[WHAT THE EXERCISE ASKS]
Look through the lines and report how many include the word "name", giving nothing but the number.

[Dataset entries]
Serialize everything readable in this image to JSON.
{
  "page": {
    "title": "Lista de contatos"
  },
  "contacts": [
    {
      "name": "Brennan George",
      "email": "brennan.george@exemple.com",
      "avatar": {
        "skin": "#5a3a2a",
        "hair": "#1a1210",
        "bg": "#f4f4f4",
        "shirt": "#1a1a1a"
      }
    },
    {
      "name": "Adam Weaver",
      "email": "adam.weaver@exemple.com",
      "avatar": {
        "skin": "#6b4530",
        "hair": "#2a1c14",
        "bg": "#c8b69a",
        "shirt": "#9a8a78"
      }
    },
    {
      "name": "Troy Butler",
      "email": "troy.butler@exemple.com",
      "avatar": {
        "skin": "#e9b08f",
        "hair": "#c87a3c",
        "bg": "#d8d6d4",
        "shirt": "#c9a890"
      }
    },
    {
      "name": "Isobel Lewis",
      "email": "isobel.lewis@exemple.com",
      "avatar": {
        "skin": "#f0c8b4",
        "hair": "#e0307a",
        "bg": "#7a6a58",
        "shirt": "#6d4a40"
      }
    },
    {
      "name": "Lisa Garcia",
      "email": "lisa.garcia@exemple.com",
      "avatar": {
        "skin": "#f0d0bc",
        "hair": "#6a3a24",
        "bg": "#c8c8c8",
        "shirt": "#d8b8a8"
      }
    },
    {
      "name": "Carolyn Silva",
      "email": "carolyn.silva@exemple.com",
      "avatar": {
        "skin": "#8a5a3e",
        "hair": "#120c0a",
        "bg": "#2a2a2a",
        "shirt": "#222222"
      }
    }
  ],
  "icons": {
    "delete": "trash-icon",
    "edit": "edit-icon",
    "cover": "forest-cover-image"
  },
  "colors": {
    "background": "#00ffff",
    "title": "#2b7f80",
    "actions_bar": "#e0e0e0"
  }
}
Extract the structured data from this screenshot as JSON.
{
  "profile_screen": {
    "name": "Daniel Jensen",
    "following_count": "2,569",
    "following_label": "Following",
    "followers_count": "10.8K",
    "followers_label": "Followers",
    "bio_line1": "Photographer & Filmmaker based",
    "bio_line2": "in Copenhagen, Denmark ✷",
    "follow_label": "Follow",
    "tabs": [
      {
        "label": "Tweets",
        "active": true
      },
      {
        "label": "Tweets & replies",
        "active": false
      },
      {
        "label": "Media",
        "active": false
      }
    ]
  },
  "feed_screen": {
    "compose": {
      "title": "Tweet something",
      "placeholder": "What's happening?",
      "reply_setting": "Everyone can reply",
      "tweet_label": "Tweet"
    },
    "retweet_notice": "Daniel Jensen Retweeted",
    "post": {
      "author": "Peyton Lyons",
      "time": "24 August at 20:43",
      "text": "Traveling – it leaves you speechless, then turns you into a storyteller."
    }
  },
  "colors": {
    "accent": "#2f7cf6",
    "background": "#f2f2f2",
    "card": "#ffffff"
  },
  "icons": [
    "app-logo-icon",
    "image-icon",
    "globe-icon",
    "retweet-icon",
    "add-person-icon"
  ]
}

[CORRECT RESPONSE]
7